[Dataset records]
● ● ●
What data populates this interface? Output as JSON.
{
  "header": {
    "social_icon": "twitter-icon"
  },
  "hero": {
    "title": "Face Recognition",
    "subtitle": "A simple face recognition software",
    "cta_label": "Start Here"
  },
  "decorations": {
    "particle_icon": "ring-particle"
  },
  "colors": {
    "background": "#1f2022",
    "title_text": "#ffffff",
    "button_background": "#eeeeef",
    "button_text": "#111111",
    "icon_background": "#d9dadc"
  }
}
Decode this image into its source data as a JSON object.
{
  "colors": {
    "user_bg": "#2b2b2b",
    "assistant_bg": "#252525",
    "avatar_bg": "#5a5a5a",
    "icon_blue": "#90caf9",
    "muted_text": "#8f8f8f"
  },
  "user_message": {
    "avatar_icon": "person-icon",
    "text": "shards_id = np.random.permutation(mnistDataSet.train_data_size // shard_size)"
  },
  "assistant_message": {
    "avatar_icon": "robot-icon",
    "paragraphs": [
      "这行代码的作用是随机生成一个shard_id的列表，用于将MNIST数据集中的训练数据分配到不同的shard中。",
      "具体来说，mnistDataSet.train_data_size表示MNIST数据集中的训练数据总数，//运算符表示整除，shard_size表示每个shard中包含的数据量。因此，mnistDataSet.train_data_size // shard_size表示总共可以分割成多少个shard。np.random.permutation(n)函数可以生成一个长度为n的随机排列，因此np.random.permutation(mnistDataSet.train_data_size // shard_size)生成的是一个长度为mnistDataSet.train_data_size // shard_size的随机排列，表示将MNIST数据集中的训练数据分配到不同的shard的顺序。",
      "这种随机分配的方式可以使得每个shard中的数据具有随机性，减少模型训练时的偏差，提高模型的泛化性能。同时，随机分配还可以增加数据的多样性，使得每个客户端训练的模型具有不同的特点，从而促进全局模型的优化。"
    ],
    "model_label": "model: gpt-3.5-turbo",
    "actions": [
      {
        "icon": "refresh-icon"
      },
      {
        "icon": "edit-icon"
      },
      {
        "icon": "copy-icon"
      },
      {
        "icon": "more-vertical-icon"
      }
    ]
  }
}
● ● ●
What the task requires:
Output the listing above exactly as it appears.

Response to this task:
What data populates this interface? Output as JSON.
{
  "header": {
    "social_icon": "twitter-icon"
  },
  "hero": {
    "title": "Face Recognition",
    "subtitle": "A simple face recognition software",
    "cta_label": "Start Here"
  },
  "decorations": {
    "particle_icon": "ring-particle"
  },
  "colors": {
    "background": "#1f2022",
    "title_text": "#ffffff",
    "button_background": "#eeeeef",
    "button_text": "#111111",
    "icon_background": "#d9dadc"
  }
}
Decode this image into its source data as a JSON object.
{
  "colors": {
    "user_bg": "#2b2b2b",
    "assistant_bg": "#252525",
    "avatar_bg": "#5a5a5a",
    "icon_blue": "#90caf9",
    "muted_text": "#8f8f8f"
  },
  "user_message": {
    "avatar_icon": "person-icon",
    "text": "shards_id = np.random.permutation(mnistDataSet.train_data_size // shard_size)"
  },
  "assistant_message": {
    "avatar_icon": "robot-icon",
    "paragraphs": [
      "这行代码的作用是随机生成一个shard_id的列表，用于将MNIST数据集中的训练数据分配到不同的shard中。",
      "具体来说，mnistDataSet.train_data_size表示MNIST数据集中的训练数据总数，//运算符表示整除，shard_size表示每个shard中包含的数据量。因此，mnistDataSet.train_data_size // shard_size表示总共可以分割成多少个shard。np.random.permutation(n)函数可以生成一个长度为n的随机排列，因此np.random.permutation(mnistDataSet.train_data_size // shard_size)生成的是一个长度为mnistDataSet.train_data_size // shard_size的随机排列，表示将MNIST数据集中的训练数据分配到不同的shard的顺序。",
      "这种随机分配的方式可以使得每个shard中的数据具有随机性，减少模型训练时的偏差，提高模型的泛化性能。同时，随机分配还可以增加数据的多样性，使得每个客户端训练的模型具有不同的特点，从而促进全局模型的优化。"
    ],
    "model_label": "model: gpt-3.5-turbo",
    "actions": [
      {
        "icon": "refresh-icon"
      },
      {
        "icon": "edit-icon"
      },
      {
        "icon": "copy-icon"
      },
      {
        "icon": "more-vertical-icon"
      }
    ]
  }
}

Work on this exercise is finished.